Lesetext —
▼

Lichtblick in dunklen Zeiten: Ein Antigen-Schnelltest ermöglicht wieder die Begleitung bei der Geburt und Besuche auf Wochenstation am Klinikum Hochsauerland. Damit erhalten werdende Väter wieder erweiterte Besuchsmöglichkeiten.

Hochsauerland - Die Entwicklung in der Corona-Pandemie mit dem aktuellen Anstieg der Fallzahlen sei zwar besorgniserregend, es gebe aber auch positive Entwicklungen und Neuerungen: seit wenigen Tagen stehe auf dem Markt ein Antigen-Schnelltest zur Verfügung, der – fachlich korrekte Durchführung vorausgesetzt – sehr schnelle und aussagekräftige Ergebnisse ermöglicht. Erste Erfahrungen am Klinikum Hochsauerland seien positiv, teilte das Klinikum jetzt mit.

Die noch bestehenden Einschränkungen für die Begleitung durch die werdenden Väter bei der Geburt und anschließend auf der Wochenstation waren wegen der Corona-Pandemie unumgänglich, wurden aber immer als besonders belastend empfunden. Dr. Peters, Chefarzt der Geburtshilfe, freut sich daher besonders, dass diese Einschränkung durch den Antigen-Schnelltest wieder zum größten Teil zurückgenommen werden kann.

▲

Vorliegende Einträge —
▼

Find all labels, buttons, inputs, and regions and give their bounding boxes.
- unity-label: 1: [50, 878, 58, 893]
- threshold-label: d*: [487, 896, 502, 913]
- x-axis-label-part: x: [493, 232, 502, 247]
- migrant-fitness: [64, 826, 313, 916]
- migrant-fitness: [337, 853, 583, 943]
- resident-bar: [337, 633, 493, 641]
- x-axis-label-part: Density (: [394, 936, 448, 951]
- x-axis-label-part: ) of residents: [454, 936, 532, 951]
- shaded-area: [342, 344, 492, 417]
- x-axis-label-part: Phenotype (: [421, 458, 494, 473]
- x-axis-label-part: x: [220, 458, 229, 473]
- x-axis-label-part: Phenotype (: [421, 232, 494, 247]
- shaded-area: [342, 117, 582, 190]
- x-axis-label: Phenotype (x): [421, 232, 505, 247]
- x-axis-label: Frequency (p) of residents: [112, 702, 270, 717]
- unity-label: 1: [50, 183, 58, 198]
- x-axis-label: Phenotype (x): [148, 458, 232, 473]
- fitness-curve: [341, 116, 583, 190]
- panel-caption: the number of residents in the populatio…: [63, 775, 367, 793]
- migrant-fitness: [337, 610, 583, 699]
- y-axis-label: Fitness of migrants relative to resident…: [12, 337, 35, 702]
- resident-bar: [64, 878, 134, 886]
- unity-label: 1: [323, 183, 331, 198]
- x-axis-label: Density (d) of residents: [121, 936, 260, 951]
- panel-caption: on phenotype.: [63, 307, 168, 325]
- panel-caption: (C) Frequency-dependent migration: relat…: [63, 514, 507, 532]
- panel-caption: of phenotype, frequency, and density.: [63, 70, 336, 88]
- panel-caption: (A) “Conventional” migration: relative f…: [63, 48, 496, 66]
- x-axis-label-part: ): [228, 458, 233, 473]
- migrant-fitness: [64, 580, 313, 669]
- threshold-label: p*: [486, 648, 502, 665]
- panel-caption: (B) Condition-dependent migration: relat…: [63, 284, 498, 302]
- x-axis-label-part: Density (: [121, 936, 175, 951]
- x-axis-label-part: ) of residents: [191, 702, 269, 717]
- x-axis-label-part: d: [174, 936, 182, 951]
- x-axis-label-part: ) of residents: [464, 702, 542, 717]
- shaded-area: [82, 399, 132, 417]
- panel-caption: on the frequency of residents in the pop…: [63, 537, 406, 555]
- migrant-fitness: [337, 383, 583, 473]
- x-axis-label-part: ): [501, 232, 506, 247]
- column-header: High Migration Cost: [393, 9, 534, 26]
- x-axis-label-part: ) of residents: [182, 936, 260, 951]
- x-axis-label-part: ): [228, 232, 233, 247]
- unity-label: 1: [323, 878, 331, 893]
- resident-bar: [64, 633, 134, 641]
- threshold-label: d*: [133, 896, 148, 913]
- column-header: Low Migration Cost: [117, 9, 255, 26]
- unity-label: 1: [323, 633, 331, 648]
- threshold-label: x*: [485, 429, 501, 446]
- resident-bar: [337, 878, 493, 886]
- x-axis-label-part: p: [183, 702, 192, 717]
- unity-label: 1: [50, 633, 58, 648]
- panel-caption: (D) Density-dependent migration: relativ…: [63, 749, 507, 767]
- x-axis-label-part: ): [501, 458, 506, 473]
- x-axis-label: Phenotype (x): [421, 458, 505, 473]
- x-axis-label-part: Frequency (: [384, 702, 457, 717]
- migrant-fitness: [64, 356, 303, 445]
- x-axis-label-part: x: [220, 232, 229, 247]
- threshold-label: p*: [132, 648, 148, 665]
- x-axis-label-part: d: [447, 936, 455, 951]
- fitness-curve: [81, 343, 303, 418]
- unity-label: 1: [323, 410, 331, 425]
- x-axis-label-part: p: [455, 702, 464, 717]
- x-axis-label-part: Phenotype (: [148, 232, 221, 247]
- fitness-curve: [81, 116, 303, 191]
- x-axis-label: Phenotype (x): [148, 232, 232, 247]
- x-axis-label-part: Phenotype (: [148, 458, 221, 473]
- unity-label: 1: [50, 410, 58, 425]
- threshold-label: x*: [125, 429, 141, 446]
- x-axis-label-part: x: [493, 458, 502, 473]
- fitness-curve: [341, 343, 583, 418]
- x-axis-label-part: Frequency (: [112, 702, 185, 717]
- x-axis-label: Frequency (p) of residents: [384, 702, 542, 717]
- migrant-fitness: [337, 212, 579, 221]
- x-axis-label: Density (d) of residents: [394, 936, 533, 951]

▲

Aufgabe — Fasse den Absatz des Lesetextes, der mit „Die noch bestehenden Einschränkungen“ beginnt, in zwei kurzen Sätzen zusammen und behalte dabei seine wichtigsten Fakten bei.

Lösung — Wegen der Corona-Pandemie war es unumgänglich, die Begleitung durch werdende Väter bei der Geburt und auf der Wochenstation einzuschränken, was als besonders belastend empfunden wurde. Dr. Peters, Chefarzt der Geburtshilfe, freut sich, dass diese Einschränkung dank des Antigen-Schnelltests größtenteils zurückgenommen werden kann.